**Action item**
Would you please transcribe the listing exactly, with no images?

**Dataset excerpts**
[Start of Attachment]

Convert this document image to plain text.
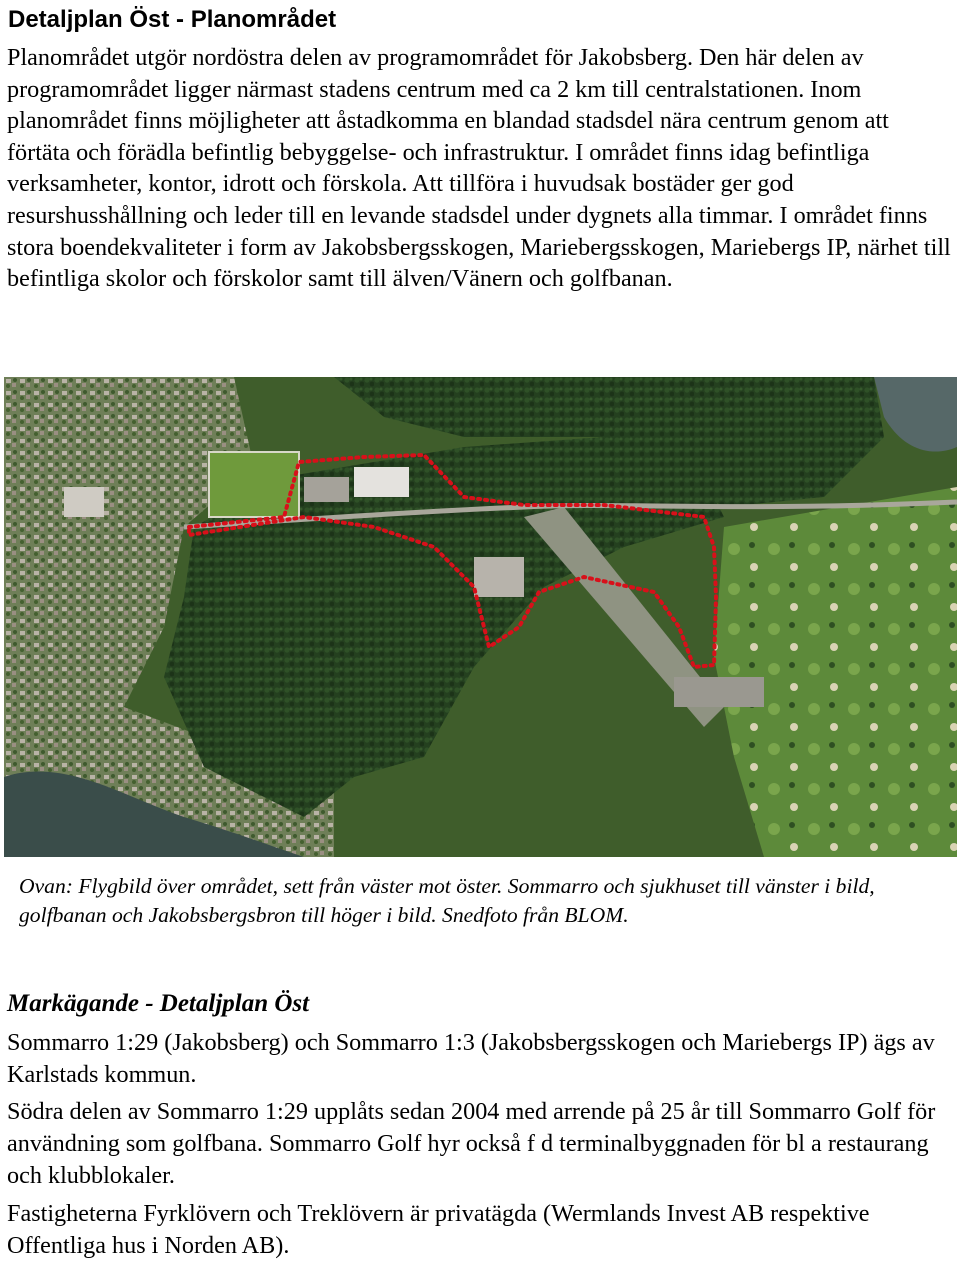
Detaljplan Öst - Planområdet

Planområdet utgör nordöstra delen av programområdet för Jakobsberg. Den här delen av programområdet ligger närmast stadens centrum med ca 2 km till centralstationen. Inom planområdet finns möjligheter att åstadkomma en blandad stadsdel nära centrum genom att förtäta och förädla befintlig bebyggelse- och infrastruktur. I området finns idag befintliga verksamheter, kontor, idrott och förskola. Att tillföra i huvudsak bostäder ger god resurshusshållning och leder till en levande stadsdel under dygnets alla timmar. I området finns stora boendekvaliteter i form av Jakobsbergsskogen, Mariebergsskogen, Mariebergs IP, närhet till befintliga skolor och förskolor samt till älven/Vänern och golfbanan.

Ovan: Flygbild över området, sett från väster mot öster. Sommarro och sjukhuset till vänster i bild, golfbanan och Jakobsbergsbron till höger i bild. Snedfoto från BLOM.

Markägande - Detaljplan Öst

Sommarro 1:29 (Jakobsberg) och Sommarro 1:3 (Jakobsbergsskogen och Mariebergs IP) ägs av Karlstads kommun.

Södra delen av Sommarro 1:29 upplåts sedan 2004 med arrende på 25 år till Sommarro Golf för användning som golfbana. Sommarro Golf hyr också f d terminalbyggnaden för bl a restaurang och klubblokaler.

Fastigheterna Fyrklövern och Treklövern är privatägda (Wermlands Invest AB respektive Offentliga hus i Norden AB).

[End of Attachment]

**Task result**
Convert this document image to plain text.
Detaljplan Öst - Planområdet

Planområdet utgör nordöstra delen av programområdet för Jakobsberg. Den här delen av programområdet ligger närmast stadens centrum med ca 2 km till centralstationen. Inom planområdet finns möjligheter att åstadkomma en blandad stadsdel nära centrum genom att förtäta och förädla befintlig bebyggelse- och infrastruktur. I området finns idag befintliga verksamheter, kontor, idrott och förskola. Att tillföra i huvudsak bostäder ger god resurshusshållning och leder till en levande stadsdel under dygnets alla timmar. I området finns stora boendekvaliteter i form av Jakobsbergsskogen, Mariebergsskogen, Mariebergs IP, närhet till befintliga skolor och förskolor samt till älven/Vänern och golfbanan.

Ovan: Flygbild över området, sett från väster mot öster. Sommarro och sjukhuset till vänster i bild, golfbanan och Jakobsbergsbron till höger i bild. Snedfoto från BLOM.

Markägande - Detaljplan Öst

Sommarro 1:29 (Jakobsberg) och Sommarro 1:3 (Jakobsbergsskogen och Mariebergs IP) ägs av Karlstads kommun.

Södra delen av Sommarro 1:29 upplåts sedan 2004 med arrende på 25 år till Sommarro Golf för användning som golfbana. Sommarro Golf hyr också f d terminalbyggnaden för bl a restaurang och klubblokaler.

Fastigheterna Fyrklövern och Treklövern är privatägda (Wermlands Invest AB respektive Offentliga hus i Norden AB).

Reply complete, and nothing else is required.